## What you are asked to do
Output the records. Match them exactly.
"""
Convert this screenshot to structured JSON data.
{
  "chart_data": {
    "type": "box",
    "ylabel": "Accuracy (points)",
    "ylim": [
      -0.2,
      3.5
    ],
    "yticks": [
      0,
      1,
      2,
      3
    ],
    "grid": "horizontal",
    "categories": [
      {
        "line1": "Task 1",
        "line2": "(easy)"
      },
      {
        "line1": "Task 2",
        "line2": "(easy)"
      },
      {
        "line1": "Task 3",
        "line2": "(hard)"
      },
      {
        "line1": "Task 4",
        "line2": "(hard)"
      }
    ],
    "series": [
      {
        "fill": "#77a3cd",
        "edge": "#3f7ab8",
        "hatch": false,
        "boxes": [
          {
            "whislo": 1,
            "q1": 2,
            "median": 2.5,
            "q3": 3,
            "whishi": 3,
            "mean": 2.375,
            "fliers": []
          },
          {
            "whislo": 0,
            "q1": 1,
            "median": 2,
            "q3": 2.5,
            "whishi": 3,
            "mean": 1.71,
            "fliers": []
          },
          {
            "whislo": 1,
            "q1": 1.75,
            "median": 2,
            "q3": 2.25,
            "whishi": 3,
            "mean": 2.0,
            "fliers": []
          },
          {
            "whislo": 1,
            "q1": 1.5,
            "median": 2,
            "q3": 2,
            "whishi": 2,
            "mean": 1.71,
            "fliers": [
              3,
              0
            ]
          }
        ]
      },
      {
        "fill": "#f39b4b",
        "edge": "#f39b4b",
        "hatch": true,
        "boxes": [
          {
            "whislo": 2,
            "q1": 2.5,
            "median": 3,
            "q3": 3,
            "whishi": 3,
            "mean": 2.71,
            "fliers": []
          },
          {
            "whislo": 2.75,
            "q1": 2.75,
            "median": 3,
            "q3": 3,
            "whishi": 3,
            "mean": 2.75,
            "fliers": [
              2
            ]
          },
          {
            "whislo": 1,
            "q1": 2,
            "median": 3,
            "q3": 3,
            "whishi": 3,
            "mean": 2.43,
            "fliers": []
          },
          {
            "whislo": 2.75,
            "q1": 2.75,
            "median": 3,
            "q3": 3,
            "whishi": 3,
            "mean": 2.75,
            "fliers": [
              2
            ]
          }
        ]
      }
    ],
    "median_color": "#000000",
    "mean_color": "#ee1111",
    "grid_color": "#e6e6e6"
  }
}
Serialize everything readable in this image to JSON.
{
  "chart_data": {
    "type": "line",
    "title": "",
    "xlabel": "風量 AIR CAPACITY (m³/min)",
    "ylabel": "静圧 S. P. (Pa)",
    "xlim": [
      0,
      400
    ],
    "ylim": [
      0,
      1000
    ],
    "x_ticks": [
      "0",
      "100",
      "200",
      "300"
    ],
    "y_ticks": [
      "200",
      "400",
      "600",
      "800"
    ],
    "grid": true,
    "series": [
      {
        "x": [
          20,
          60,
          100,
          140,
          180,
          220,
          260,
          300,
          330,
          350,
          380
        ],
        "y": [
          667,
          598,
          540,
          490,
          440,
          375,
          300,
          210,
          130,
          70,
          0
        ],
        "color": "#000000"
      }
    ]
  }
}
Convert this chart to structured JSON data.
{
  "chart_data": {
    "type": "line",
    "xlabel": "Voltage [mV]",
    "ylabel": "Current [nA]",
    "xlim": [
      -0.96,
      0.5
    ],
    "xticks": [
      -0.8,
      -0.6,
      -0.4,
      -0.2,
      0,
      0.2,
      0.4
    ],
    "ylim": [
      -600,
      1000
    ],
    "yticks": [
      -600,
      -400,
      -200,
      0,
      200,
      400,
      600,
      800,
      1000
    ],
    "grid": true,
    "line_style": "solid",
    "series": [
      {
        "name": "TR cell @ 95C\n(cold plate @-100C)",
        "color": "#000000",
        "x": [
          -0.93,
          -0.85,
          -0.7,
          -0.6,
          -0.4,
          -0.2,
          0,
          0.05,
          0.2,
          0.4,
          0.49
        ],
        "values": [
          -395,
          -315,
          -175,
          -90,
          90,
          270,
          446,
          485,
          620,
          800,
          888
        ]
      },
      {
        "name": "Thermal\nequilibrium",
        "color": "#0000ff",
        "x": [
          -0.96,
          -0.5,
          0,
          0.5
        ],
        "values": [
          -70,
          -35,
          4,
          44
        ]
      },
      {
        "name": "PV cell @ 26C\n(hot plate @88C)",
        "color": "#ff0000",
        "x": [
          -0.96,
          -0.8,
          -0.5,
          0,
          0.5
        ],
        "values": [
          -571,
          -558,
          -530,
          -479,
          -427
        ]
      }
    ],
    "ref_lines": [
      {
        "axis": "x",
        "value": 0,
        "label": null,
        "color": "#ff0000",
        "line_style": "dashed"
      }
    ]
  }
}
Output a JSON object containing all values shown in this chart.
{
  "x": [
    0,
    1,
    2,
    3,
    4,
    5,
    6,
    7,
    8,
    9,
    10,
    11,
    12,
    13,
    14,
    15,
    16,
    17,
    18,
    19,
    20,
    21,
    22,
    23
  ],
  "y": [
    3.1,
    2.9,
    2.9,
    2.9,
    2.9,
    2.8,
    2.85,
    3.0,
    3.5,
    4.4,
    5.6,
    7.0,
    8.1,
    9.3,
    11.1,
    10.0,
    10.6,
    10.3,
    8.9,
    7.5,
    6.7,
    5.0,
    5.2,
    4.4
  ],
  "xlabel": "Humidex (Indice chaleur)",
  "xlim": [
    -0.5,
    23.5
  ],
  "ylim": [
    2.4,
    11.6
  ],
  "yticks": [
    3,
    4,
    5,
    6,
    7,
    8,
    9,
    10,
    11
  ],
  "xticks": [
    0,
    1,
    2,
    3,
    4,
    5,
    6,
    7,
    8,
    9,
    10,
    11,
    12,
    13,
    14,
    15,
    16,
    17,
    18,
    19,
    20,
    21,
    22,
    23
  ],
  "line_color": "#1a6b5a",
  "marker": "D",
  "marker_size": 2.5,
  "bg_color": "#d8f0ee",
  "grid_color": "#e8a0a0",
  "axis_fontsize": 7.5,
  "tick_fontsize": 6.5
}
"""
## Response
Convert this screenshot to structured JSON data.
{
  "chart_data": {
    "type": "box",
    "ylabel": "Accuracy (points)",
    "ylim": [
      -0.2,
      3.5
    ],
    "yticks": [
      0,
      1,
      2,
      3
    ],
    "grid": "horizontal",
    "categories": [
      {
        "line1": "Task 1",
        "line2": "(easy)"
      },
      {
        "line1": "Task 2",
        "line2": "(easy)"
      },
      {
        "line1": "Task 3",
        "line2": "(hard)"
      },
      {
        "line1": "Task 4",
        "line2": "(hard)"
      }
    ],
    "series": [
      {
        "fill": "#77a3cd",
        "edge": "#3f7ab8",
        "hatch": false,
        "boxes": [
          {
            "whislo": 1,
            "q1": 2,
            "median": 2.5,
            "q3": 3,
            "whishi": 3,
            "mean": 2.375,
            "fliers": []
          },
          {
            "whislo": 0,
            "q1": 1,
            "median": 2,
            "q3": 2.5,
            "whishi": 3,
            "mean": 1.71,
            "fliers": []
          },
          {
            "whislo": 1,
            "q1": 1.75,
            "median": 2,
            "q3": 2.25,
            "whishi": 3,
            "mean": 2.0,
            "fliers": []
          },
          {
            "whislo": 1,
            "q1": 1.5,
            "median": 2,
            "q3": 2,
            "whishi": 2,
            "mean": 1.71,
            "fliers": [
              3,
              0
            ]
          }
        ]
      },
      {
        "fill": "#f39b4b",
        "edge": "#f39b4b",
        "hatch": true,
        "boxes": [
          {
            "whislo": 2,
            "q1": 2.5,
            "median": 3,
            "q3": 3,
            "whishi": 3,
            "mean": 2.71,
            "fliers": []
          },
          {
            "whislo": 2.75,
            "q1": 2.75,
            "median": 3,
            "q3": 3,
            "whishi": 3,
            "mean": 2.75,
            "fliers": [
              2
            ]
          },
          {
            "whislo": 1,
            "q1": 2,
            "median": 3,
            "q3": 3,
            "whishi": 3,
            "mean": 2.43,
            "fliers": []
          },
          {
            "whislo": 2.75,
            "q1": 2.75,
            "median": 3,
            "q3": 3,
            "whishi": 3,
            "mean": 2.75,
            "fliers": [
              2
            ]
          }
        ]
      }
    ],
    "median_color": "#000000",
    "mean_color": "#ee1111",
    "grid_color": "#e6e6e6"
  }
}
Serialize everything readable in this image to JSON.
{
  "chart_data": {
    "type": "line",
    "title": "",
    "xlabel": "風量 AIR CAPACITY (m³/min)",
    "ylabel": "静圧 S. P. (Pa)",
    "xlim": [
      0,
      400
    ],
    "ylim": [
      0,
      1000
    ],
    "x_ticks": [
      "0",
      "100",
      "200",
      "300"
    ],
    "y_ticks": [
      "200",
      "400",
      "600",
      "800"
    ],
    "grid": true,
    "series": [
      {
        "x": [
          20,
          60,
          100,
          140,
          180,
          220,
          260,
          300,
          330,
          350,
          380
        ],
        "y": [
          667,
          598,
          540,
          490,
          440,
          375,
          300,
          210,
          130,
          70,
          0
        ],
        "color": "#000000"
      }
    ]
  }
}
Convert this chart to structured JSON data.
{
  "chart_data": {
    "type": "line",
    "xlabel": "Voltage [mV]",
    "ylabel": "Current [nA]",
    "xlim": [
      -0.96,
      0.5
    ],
    "xticks": [
      -0.8,
      -0.6,
      -0.4,
      -0.2,
      0,
      0.2,
      0.4
    ],
    "ylim": [
      -600,
      1000
    ],
    "yticks": [
      -600,
      -400,
      -200,
      0,
      200,
      400,
      600,
      800,
      1000
    ],
    "grid": true,
    "line_style": "solid",
    "series": [
      {
        "name": "TR cell @ 95C\n(cold plate @-100C)",
        "color": "#000000",
        "x": [
          -0.93,
          -0.85,
          -0.7,
          -0.6,
          -0.4,
          -0.2,
          0,
          0.05,
          0.2,
          0.4,
          0.49
        ],
        "values": [
          -395,
          -315,
          -175,
          -90,
          90,
          270,
          446,
          485,
          620,
          800,
          888
        ]
      },
      {
        "name": "Thermal\nequilibrium",
        "color": "#0000ff",
        "x": [
          -0.96,
          -0.5,
          0,
          0.5
        ],
        "values": [
          -70,
          -35,
          4,
          44
        ]
      },
      {
        "name": "PV cell @ 26C\n(hot plate @88C)",
        "color": "#ff0000",
        "x": [
          -0.96,
          -0.8,
          -0.5,
          0,
          0.5
        ],
        "values": [
          -571,
          -558,
          -530,
          -479,
          -427
        ]
      }
    ],
    "ref_lines": [
      {
        "axis": "x",
        "value": 0,
        "label": null,
        "color": "#ff0000",
        "line_style": "dashed"
      }
    ]
  }
}
Output a JSON object containing all values shown in this chart.
{
  "x": [
    0,
    1,
    2,
    3,
    4,
    5,
    6,
    7,
    8,
    9,
    10,
    11,
    12,
    13,
    14,
    15,
    16,
    17,
    18,
    19,
    20,
    21,
    22,
    23
  ],
  "y": [
    3.1,
    2.9,
    2.9,
    2.9,
    2.9,
    2.8,
    2.85,
    3.0,
    3.5,
    4.4,
    5.6,
    7.0,
    8.1,
    9.3,
    11.1,
    10.0,
    10.6,
    10.3,
    8.9,
    7.5,
    6.7,
    5.0,
    5.2,
    4.4
  ],
  "xlabel": "Humidex (Indice chaleur)",
  "xlim": [
    -0.5,
    23.5
  ],
  "ylim": [
    2.4,
    11.6
  ],
  "yticks": [
    3,
    4,
    5,
    6,
    7,
    8,
    9,
    10,
    11
  ],
  "xticks": [
    0,
    1,
    2,
    3,
    4,
    5,
    6,
    7,
    8,
    9,
    10,
    11,
    12,
    13,
    14,
    15,
    16,
    17,
    18,
    19,
    20,
    21,
    22,
    23
  ],
  "line_color": "#1a6b5a",
  "marker": "D",
  "marker_size": 2.5,
  "bg_color": "#d8f0ee",
  "grid_color": "#e8a0a0",
  "axis_fontsize": 7.5,
  "tick_fontsize": 6.5
}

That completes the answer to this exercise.